[Begin RECORD EXTRACTS]

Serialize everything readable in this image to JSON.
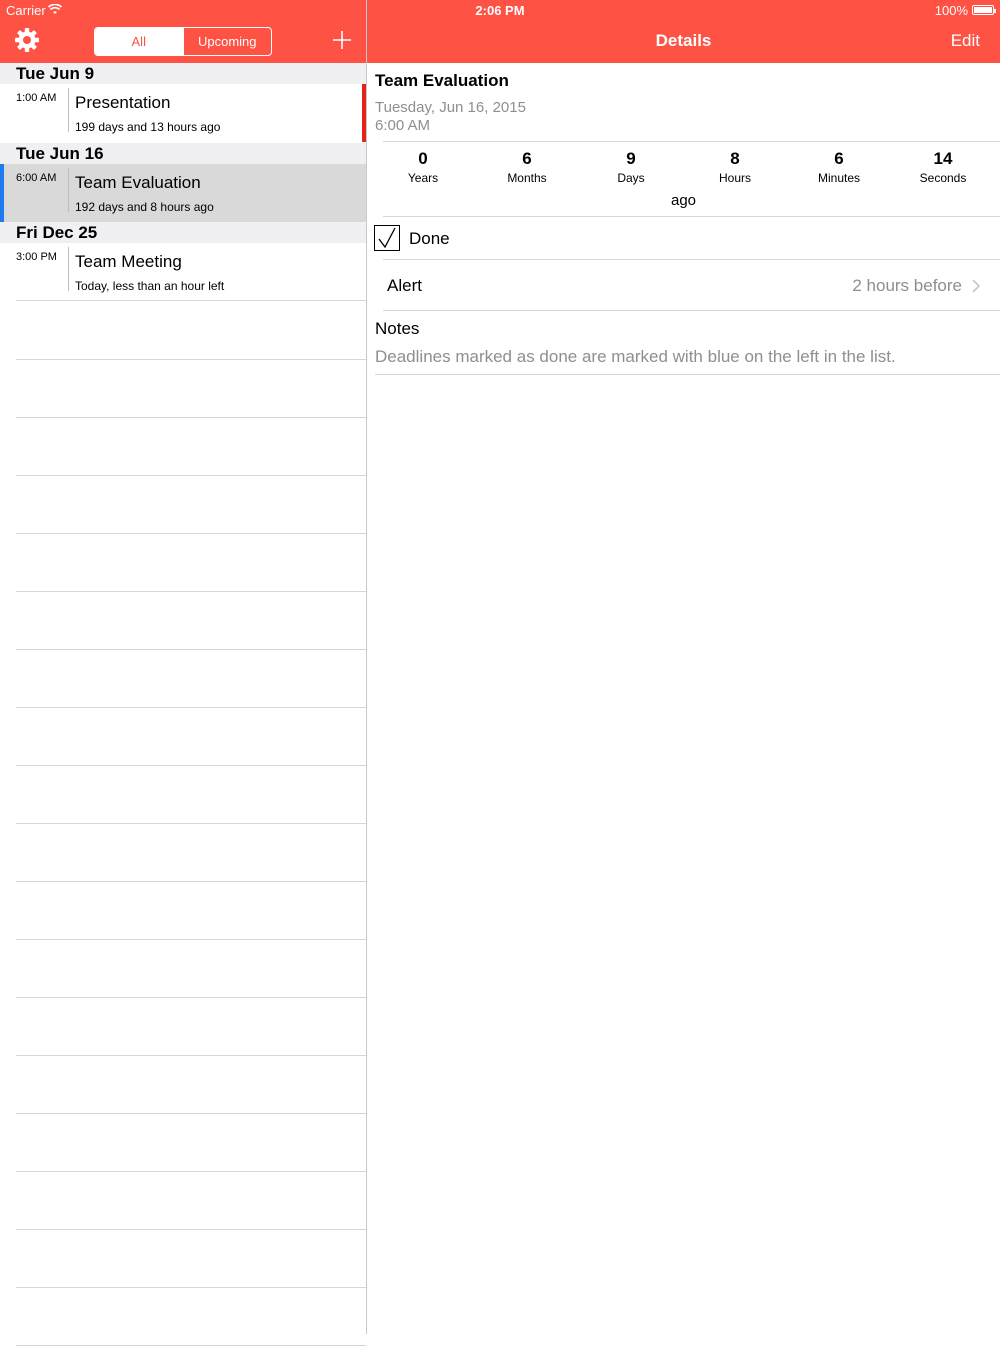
{
  "status_bar": {
    "carrier": "Carrier",
    "time": "2:06 PM",
    "battery": "100%"
  },
  "toolbar": {
    "segments": [
      "All",
      "Upcoming"
    ],
    "selected_segment": "All"
  },
  "details_nav": {
    "title": "Details",
    "edit_label": "Edit"
  },
  "list": {
    "sections": [
      {
        "header": "Tue  Jun 9",
        "items": [
          {
            "time": "1:00 AM",
            "title": "Presentation",
            "subtitle": "199 days and 13 hours ago",
            "marker": "red-right"
          }
        ]
      },
      {
        "header": "Tue  Jun 16",
        "items": [
          {
            "time": "6:00 AM",
            "title": "Team Evaluation",
            "subtitle": "192 days and 8 hours ago",
            "marker": "blue-left",
            "selected": true
          }
        ]
      },
      {
        "header": "Fri  Dec 25",
        "items": [
          {
            "time": "3:00 PM",
            "title": "Team Meeting",
            "subtitle": "Today, less than an hour left"
          }
        ]
      }
    ]
  },
  "details": {
    "name": "Team Evaluation",
    "date": "Tuesday, Jun 16, 2015",
    "time": "6:00 AM",
    "countdown": [
      {
        "value": "0",
        "unit": "Years"
      },
      {
        "value": "6",
        "unit": "Months"
      },
      {
        "value": "9",
        "unit": "Days"
      },
      {
        "value": "8",
        "unit": "Hours"
      },
      {
        "value": "6",
        "unit": "Minutes"
      },
      {
        "value": "14",
        "unit": "Seconds"
      }
    ],
    "ago_label": "ago",
    "done_label": "Done",
    "done_checked": true,
    "alert_label": "Alert",
    "alert_value": "2 hours before",
    "notes_label": "Notes",
    "notes_text": "Deadlines marked as done are marked with blue on the left in the list."
  },
  "colors": {
    "accent": "#fd5244",
    "done_marker": "#1e7bf0",
    "past_marker": "#e4231a"
  }
}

[End RECORD EXTRACTS]

• TASK TO COMPLETE:
The entries above are to be returned exactly, without their pictures.

• SOLUTION BELOW:
Serialize everything readable in this image to JSON.
{
  "status_bar": {
    "carrier": "Carrier",
    "time": "2:06 PM",
    "battery": "100%"
  },
  "toolbar": {
    "segments": [
      "All",
      "Upcoming"
    ],
    "selected_segment": "All"
  },
  "details_nav": {
    "title": "Details",
    "edit_label": "Edit"
  },
  "list": {
    "sections": [
      {
        "header": "Tue  Jun 9",
        "items": [
          {
            "time": "1:00 AM",
            "title": "Presentation",
            "subtitle": "199 days and 13 hours ago",
            "marker": "red-right"
          }
        ]
      },
      {
        "header": "Tue  Jun 16",
        "items": [
          {
            "time": "6:00 AM",
            "title": "Team Evaluation",
            "subtitle": "192 days and 8 hours ago",
            "marker": "blue-left",
            "selected": true
          }
        ]
      },
      {
        "header": "Fri  Dec 25",
        "items": [
          {
            "time": "3:00 PM",
            "title": "Team Meeting",
            "subtitle": "Today, less than an hour left"
          }
        ]
      }
    ]
  },
  "details": {
    "name": "Team Evaluation",
    "date": "Tuesday, Jun 16, 2015",
    "time": "6:00 AM",
    "countdown": [
      {
        "value": "0",
        "unit": "Years"
      },
      {
        "value": "6",
        "unit": "Months"
      },
      {
        "value": "9",
        "unit": "Days"
      },
      {
        "value": "8",
        "unit": "Hours"
      },
      {
        "value": "6",
        "unit": "Minutes"
      },
      {
        "value": "14",
        "unit": "Seconds"
      }
    ],
    "ago_label": "ago",
    "done_label": "Done",
    "done_checked": true,
    "alert_label": "Alert",
    "alert_value": "2 hours before",
    "notes_label": "Notes",
    "notes_text": "Deadlines marked as done are marked with blue on the left in the list."
  },
  "colors": {
    "accent": "#fd5244",
    "done_marker": "#1e7bf0",
    "past_marker": "#e4231a"
  }
}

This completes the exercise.